_What to work on_: Set down exactly the lines running from the line with "Type out the text in this image." to the end of the listing below, both ends included.

Stored records
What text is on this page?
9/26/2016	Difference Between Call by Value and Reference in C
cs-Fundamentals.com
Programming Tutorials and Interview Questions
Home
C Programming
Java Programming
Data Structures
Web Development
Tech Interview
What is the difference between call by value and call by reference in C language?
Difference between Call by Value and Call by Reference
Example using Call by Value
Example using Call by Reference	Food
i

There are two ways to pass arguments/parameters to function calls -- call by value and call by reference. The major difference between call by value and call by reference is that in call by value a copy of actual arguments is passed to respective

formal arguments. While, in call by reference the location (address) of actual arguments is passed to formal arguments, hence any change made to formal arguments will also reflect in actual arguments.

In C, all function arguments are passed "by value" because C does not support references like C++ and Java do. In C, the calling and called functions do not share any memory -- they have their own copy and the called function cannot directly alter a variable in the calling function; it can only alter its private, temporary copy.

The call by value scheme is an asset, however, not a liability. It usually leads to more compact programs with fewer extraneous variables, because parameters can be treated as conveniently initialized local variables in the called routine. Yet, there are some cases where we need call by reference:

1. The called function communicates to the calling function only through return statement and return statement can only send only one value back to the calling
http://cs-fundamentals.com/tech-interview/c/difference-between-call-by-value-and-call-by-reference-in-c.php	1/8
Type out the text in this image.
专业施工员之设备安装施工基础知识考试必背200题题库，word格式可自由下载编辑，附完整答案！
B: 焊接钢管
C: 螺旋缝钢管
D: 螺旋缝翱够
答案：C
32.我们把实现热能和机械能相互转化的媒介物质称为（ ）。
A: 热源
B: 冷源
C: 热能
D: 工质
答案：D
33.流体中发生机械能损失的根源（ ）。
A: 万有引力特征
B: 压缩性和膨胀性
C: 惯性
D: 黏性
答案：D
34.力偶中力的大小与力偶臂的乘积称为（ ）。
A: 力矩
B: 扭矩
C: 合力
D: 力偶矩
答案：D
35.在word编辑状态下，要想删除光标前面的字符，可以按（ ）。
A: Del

_Written reply_:
Type out the text in this image.
专业施工员之设备安装施工基础知识考试必背200题题库，word格式可自由下载编辑，附完整答案！
B: 焊接钢管
C: 螺旋缝钢管
D: 螺旋缝翱够
答案：C
32.我们把实现热能和机械能相互转化的媒介物质称为（ ）。
A: 热源
B: 冷源
C: 热能
D: 工质
答案：D
33.流体中发生机械能损失的根源（ ）。
A: 万有引力特征
B: 压缩性和膨胀性
C: 惯性
D: 黏性
答案：D
34.力偶中力的大小与力偶臂的乘积称为（ ）。
A: 力矩
B: 扭矩
C: 合力
D: 力偶矩
答案：D
35.在word编辑状态下，要想删除光标前面的字符，可以按（ ）。
A: Del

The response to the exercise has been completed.